[A run of records]
────

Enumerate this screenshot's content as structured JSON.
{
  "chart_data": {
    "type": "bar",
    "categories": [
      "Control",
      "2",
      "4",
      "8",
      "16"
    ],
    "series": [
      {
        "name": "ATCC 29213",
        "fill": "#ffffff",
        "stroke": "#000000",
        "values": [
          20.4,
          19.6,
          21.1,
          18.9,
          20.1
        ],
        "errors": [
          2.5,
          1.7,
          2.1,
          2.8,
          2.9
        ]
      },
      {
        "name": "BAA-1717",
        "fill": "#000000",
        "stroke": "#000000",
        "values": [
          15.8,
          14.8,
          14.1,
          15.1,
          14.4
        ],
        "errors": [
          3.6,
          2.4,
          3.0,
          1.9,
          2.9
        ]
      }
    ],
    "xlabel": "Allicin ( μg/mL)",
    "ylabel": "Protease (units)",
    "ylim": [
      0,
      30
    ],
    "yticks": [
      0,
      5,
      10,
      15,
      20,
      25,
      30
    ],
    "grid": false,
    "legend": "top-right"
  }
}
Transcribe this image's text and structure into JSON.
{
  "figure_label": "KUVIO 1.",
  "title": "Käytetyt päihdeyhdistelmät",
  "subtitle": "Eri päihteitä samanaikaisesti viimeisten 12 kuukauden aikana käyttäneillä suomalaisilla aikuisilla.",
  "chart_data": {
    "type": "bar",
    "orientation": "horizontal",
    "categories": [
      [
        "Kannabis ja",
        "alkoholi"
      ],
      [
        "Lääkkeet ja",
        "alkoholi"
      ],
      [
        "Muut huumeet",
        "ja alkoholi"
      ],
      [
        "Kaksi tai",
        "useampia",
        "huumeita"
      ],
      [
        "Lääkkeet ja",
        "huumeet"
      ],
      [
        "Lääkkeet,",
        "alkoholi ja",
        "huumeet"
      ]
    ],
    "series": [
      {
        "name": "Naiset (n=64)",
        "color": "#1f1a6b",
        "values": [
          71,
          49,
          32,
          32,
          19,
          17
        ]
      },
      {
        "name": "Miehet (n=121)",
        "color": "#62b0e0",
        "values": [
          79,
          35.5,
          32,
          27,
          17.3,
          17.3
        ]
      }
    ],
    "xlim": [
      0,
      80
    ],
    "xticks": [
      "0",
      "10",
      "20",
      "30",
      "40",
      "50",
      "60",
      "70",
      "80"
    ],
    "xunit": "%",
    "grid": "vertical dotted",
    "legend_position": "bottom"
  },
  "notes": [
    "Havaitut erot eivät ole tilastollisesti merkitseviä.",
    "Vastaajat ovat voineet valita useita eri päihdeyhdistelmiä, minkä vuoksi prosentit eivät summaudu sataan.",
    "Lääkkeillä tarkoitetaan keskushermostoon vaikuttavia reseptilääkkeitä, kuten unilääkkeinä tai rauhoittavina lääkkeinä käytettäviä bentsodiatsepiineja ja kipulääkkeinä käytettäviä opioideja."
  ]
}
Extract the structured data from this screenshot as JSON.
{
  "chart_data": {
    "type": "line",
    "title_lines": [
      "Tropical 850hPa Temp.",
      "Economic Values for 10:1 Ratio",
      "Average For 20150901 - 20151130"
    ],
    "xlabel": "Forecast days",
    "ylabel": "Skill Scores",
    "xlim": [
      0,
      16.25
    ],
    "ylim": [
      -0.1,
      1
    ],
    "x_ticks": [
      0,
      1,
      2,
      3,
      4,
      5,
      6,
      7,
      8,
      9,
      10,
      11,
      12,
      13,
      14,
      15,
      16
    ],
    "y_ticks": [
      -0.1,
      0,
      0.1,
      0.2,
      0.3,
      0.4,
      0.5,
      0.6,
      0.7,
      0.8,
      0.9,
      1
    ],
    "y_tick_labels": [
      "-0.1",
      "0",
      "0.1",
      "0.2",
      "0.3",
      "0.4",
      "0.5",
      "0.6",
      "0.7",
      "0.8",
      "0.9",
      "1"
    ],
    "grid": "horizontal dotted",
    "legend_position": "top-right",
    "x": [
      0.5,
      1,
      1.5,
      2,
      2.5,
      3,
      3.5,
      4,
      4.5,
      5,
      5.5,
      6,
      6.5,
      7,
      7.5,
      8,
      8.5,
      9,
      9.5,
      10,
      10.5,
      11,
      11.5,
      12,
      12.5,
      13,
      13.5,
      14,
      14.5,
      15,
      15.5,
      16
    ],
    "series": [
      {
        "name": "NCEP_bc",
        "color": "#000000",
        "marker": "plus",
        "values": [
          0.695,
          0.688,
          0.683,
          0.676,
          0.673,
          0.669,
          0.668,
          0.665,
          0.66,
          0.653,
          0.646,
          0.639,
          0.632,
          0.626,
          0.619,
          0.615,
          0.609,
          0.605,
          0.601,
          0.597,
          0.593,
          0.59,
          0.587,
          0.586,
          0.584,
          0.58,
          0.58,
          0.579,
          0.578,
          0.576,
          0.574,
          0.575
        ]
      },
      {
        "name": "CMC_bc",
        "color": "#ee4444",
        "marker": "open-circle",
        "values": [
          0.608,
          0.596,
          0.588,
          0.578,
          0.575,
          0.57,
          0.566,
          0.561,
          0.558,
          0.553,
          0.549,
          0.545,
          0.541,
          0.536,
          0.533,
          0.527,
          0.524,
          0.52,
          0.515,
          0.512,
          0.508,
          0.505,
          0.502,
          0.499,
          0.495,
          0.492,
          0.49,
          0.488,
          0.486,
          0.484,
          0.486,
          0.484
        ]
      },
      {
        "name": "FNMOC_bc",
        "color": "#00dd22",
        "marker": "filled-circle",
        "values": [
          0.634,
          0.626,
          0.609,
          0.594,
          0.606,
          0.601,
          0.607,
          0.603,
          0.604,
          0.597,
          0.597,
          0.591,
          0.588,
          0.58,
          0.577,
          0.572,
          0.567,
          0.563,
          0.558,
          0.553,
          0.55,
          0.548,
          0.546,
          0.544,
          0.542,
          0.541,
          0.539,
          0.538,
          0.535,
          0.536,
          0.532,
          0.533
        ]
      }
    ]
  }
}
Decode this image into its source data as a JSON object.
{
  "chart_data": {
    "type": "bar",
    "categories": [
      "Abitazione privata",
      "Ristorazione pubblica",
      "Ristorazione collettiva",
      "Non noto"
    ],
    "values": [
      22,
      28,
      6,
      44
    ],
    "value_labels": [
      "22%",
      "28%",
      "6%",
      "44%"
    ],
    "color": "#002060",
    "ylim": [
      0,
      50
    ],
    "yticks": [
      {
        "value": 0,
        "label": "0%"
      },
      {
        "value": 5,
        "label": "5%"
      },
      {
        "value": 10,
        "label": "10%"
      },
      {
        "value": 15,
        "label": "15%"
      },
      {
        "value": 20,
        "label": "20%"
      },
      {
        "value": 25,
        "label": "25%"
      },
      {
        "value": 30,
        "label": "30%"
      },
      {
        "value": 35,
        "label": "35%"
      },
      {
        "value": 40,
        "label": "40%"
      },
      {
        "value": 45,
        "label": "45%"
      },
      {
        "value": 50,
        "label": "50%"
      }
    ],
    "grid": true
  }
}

────

§ **INSTRUCTIONS TO FOLLOW**
Write out the listing once more, matching it exactly.

§ **WRITTEN REPLY**
Enumerate this screenshot's content as structured JSON.
{
  "chart_data": {
    "type": "bar",
    "categories": [
      "Control",
      "2",
      "4",
      "8",
      "16"
    ],
    "series": [
      {
        "name": "ATCC 29213",
        "fill": "#ffffff",
        "stroke": "#000000",
        "values": [
          20.4,
          19.6,
          21.1,
          18.9,
          20.1
        ],
        "errors": [
          2.5,
          1.7,
          2.1,
          2.8,
          2.9
        ]
      },
      {
        "name": "BAA-1717",
        "fill": "#000000",
        "stroke": "#000000",
        "values": [
          15.8,
          14.8,
          14.1,
          15.1,
          14.4
        ],
        "errors": [
          3.6,
          2.4,
          3.0,
          1.9,
          2.9
        ]
      }
    ],
    "xlabel": "Allicin ( μg/mL)",
    "ylabel": "Protease (units)",
    "ylim": [
      0,
      30
    ],
    "yticks": [
      0,
      5,
      10,
      15,
      20,
      25,
      30
    ],
    "grid": false,
    "legend": "top-right"
  }
}
Transcribe this image's text and structure into JSON.
{
  "figure_label": "KUVIO 1.",
  "title": "Käytetyt päihdeyhdistelmät",
  "subtitle": "Eri päihteitä samanaikaisesti viimeisten 12 kuukauden aikana käyttäneillä suomalaisilla aikuisilla.",
  "chart_data": {
    "type": "bar",
    "orientation": "horizontal",
    "categories": [
      [
        "Kannabis ja",
        "alkoholi"
      ],
      [
        "Lääkkeet ja",
        "alkoholi"
      ],
      [
        "Muut huumeet",
        "ja alkoholi"
      ],
      [
        "Kaksi tai",
        "useampia",
        "huumeita"
      ],
      [
        "Lääkkeet ja",
        "huumeet"
      ],
      [
        "Lääkkeet,",
        "alkoholi ja",
        "huumeet"
      ]
    ],
    "series": [
      {
        "name": "Naiset (n=64)",
        "color": "#1f1a6b",
        "values": [
          71,
          49,
          32,
          32,
          19,
          17
        ]
      },
      {
        "name": "Miehet (n=121)",
        "color": "#62b0e0",
        "values": [
          79,
          35.5,
          32,
          27,
          17.3,
          17.3
        ]
      }
    ],
    "xlim": [
      0,
      80
    ],
    "xticks": [
      "0",
      "10",
      "20",
      "30",
      "40",
      "50",
      "60",
      "70",
      "80"
    ],
    "xunit": "%",
    "grid": "vertical dotted",
    "legend_position": "bottom"
  },
  "notes": [
    "Havaitut erot eivät ole tilastollisesti merkitseviä.",
    "Vastaajat ovat voineet valita useita eri päihdeyhdistelmiä, minkä vuoksi prosentit eivät summaudu sataan.",
    "Lääkkeillä tarkoitetaan keskushermostoon vaikuttavia reseptilääkkeitä, kuten unilääkkeinä tai rauhoittavina lääkkeinä käytettäviä bentsodiatsepiineja ja kipulääkkeinä käytettäviä opioideja."
  ]
}
Extract the structured data from this screenshot as JSON.
{
  "chart_data": {
    "type": "line",
    "title_lines": [
      "Tropical 850hPa Temp.",
      "Economic Values for 10:1 Ratio",
      "Average For 20150901 - 20151130"
    ],
    "xlabel": "Forecast days",
    "ylabel": "Skill Scores",
    "xlim": [
      0,
      16.25
    ],
    "ylim": [
      -0.1,
      1
    ],
    "x_ticks": [
      0,
      1,
      2,
      3,
      4,
      5,
      6,
      7,
      8,
      9,
      10,
      11,
      12,
      13,
      14,
      15,
      16
    ],
    "y_ticks": [
      -0.1,
      0,
      0.1,
      0.2,
      0.3,
      0.4,
      0.5,
      0.6,
      0.7,
      0.8,
      0.9,
      1
    ],
    "y_tick_labels": [
      "-0.1",
      "0",
      "0.1",
      "0.2",
      "0.3",
      "0.4",
      "0.5",
      "0.6",
      "0.7",
      "0.8",
      "0.9",
      "1"
    ],
    "grid": "horizontal dotted",
    "legend_position": "top-right",
    "x": [
      0.5,
      1,
      1.5,
      2,
      2.5,
      3,
      3.5,
      4,
      4.5,
      5,
      5.5,
      6,
      6.5,
      7,
      7.5,
      8,
      8.5,
      9,
      9.5,
      10,
      10.5,
      11,
      11.5,
      12,
      12.5,
      13,
      13.5,
      14,
      14.5,
      15,
      15.5,
      16
    ],
    "series": [
      {
        "name": "NCEP_bc",
        "color": "#000000",
        "marker": "plus",
        "values": [
          0.695,
          0.688,
          0.683,
          0.676,
          0.673,
          0.669,
          0.668,
          0.665,
          0.66,
          0.653,
          0.646,
          0.639,
          0.632,
          0.626,
          0.619,
          0.615,
          0.609,
          0.605,
          0.601,
          0.597,
          0.593,
          0.59,
          0.587,
          0.586,
          0.584,
          0.58,
          0.58,
          0.579,
          0.578,
          0.576,
          0.574,
          0.575
        ]
      },
      {
        "name": "CMC_bc",
        "color": "#ee4444",
        "marker": "open-circle",
        "values": [
          0.608,
          0.596,
          0.588,
          0.578,
          0.575,
          0.57,
          0.566,
          0.561,
          0.558,
          0.553,
          0.549,
          0.545,
          0.541,
          0.536,
          0.533,
          0.527,
          0.524,
          0.52,
          0.515,
          0.512,
          0.508,
          0.505,
          0.502,
          0.499,
          0.495,
          0.492,
          0.49,
          0.488,
          0.486,
          0.484,
          0.486,
          0.484
        ]
      },
      {
        "name": "FNMOC_bc",
        "color": "#00dd22",
        "marker": "filled-circle",
        "values": [
          0.634,
          0.626,
          0.609,
          0.594,
          0.606,
          0.601,
          0.607,
          0.603,
          0.604,
          0.597,
          0.597,
          0.591,
          0.588,
          0.58,
          0.577,
          0.572,
          0.567,
          0.563,
          0.558,
          0.553,
          0.55,
          0.548,
          0.546,
          0.544,
          0.542,
          0.541,
          0.539,
          0.538,
          0.535,
          0.536,
          0.532,
          0.533
        ]
      }
    ]
  }
}
Decode this image into its source data as a JSON object.
{
  "chart_data": {
    "type": "bar",
    "categories": [
      "Abitazione privata",
      "Ristorazione pubblica",
      "Ristorazione collettiva",
      "Non noto"
    ],
    "values": [
      22,
      28,
      6,
      44
    ],
    "value_labels": [
      "22%",
      "28%",
      "6%",
      "44%"
    ],
    "color": "#002060",
    "ylim": [
      0,
      50
    ],
    "yticks": [
      {
        "value": 0,
        "label": "0%"
      },
      {
        "value": 5,
        "label": "5%"
      },
      {
        "value": 10,
        "label": "10%"
      },
      {
        "value": 15,
        "label": "15%"
      },
      {
        "value": 20,
        "label": "20%"
      },
      {
        "value": 25,
        "label": "25%"
      },
      {
        "value": 30,
        "label": "30%"
      },
      {
        "value": 35,
        "label": "35%"
      },
      {
        "value": 40,
        "label": "40%"
      },
      {
        "value": 45,
        "label": "45%"
      },
      {
        "value": 50,
        "label": "50%"
      }
    ],
    "grid": true
  }
}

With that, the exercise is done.